EXCERPT PROVIDED:
The committee noted that the military plan included four days to take over
the area south of the Litani River and four to six weeks to "cleanse" it.
Two days after the cabinet meeting, Olmert gave his approval for a 60-hour
campaign. Halutz gave the orders. The committee notes that "a reduction of
the timetable to 60 hours made the move unrealistic in terms of the
necessary achievement." It is therefore difficult to understand why the
decision to begin remained reasonable.

Confused? So are we.

....In a somewhat rough comparison, Israel's behavior in the war was similar
to that of a failing businessman who is about to close the deal of his life.
For 30 days he has conducted negotiations during which he made all the wrong
decisions and refused to assume any risk that could have led to an
achievement. And then, at the last moment, when time is running out and he
is under pressure, he takes a big gamble at an enormous cost. As opposed to
the conclusion of the committee, the fact that there was absolutely no
chance of success on August 11 was known in advance (and is indicated in the
report as well). And nonetheless, Olmert and Peretz decided in favor.

Why doesn't the committee say so?

AVAILABLE DATA:
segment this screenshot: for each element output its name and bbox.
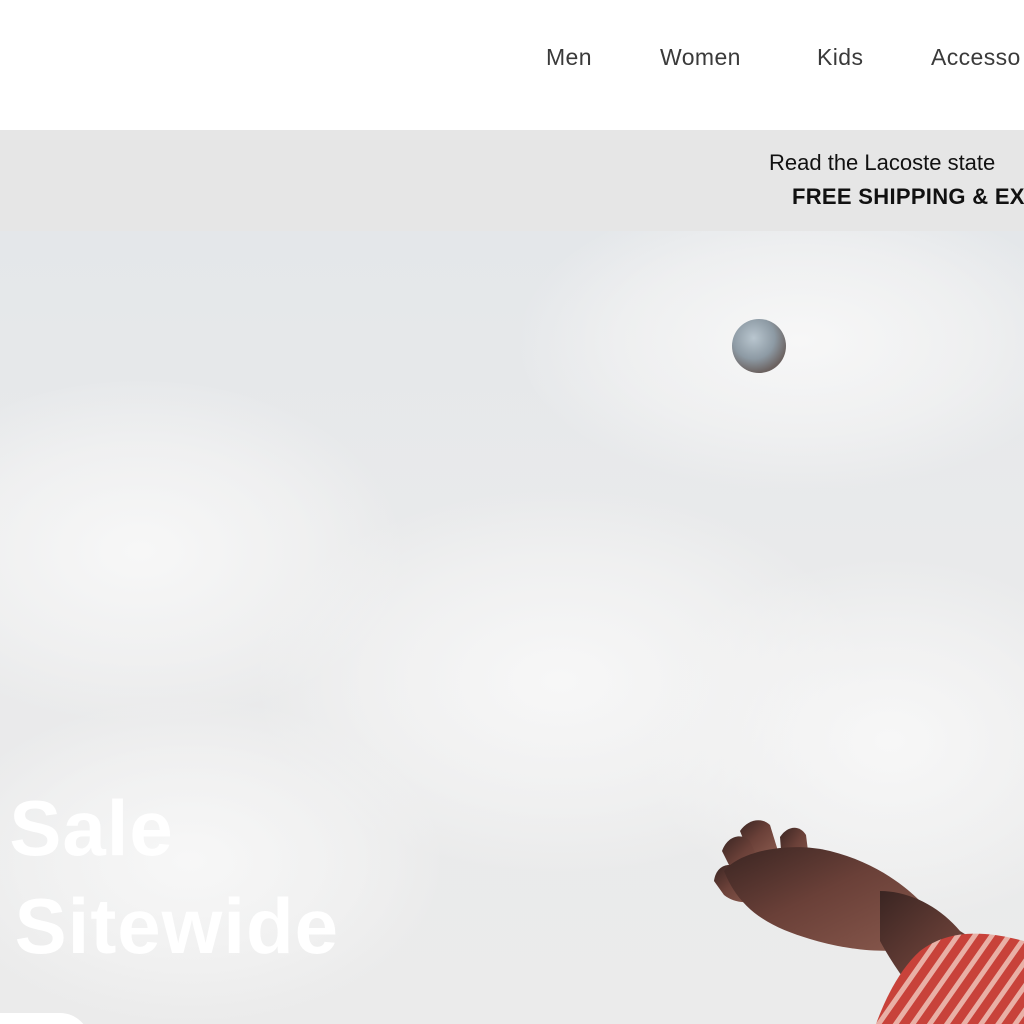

WHAT IS ASKED:
(1) Reproduce word for word everything in the excerpt on the committee's review of the war from "Confused? So are" down to "committee say so?".
(2) State whether each statement agrees with the excerpt on the committee's review of the war, answering yes or no and quoting the words that decide it: (a) The military plan allowed four days to take over the area south of the Litani River. (b) Olmert approved a 60-hour campaign one day after the cabinet meeting. (c) Halutz gave the orders.

FULL SOLUTIONS:
(1)
Confused? So are we.

....In a somewhat rough comparison, Israel's behavior in the war was similar
to that of a failing businessman who is about to close the deal of his life.
For 30 days he has conducted negotiations during which he made all the wrong
decisions and refused to assume any risk that could have led to an
achievement. And then, at the last moment, when time is running out and he
is under pressure, he takes a big gamble at an enormous cost. As opposed to
the conclusion of the committee, the fact that there was absolutely no
chance of success on August 11 was known in advance (and is indicated in the
report as well). And nonetheless, Olmert and Peretz decided in favor.

Why doesn't the committee say so?

(2)
(a) Yes: "the military plan included four days to take over the area south of the Litani River"
(b) No: "Two days after the cabinet meeting, Olmert gave his approval for a 60-hour campaign."
(c) Yes: "Halutz gave the orders."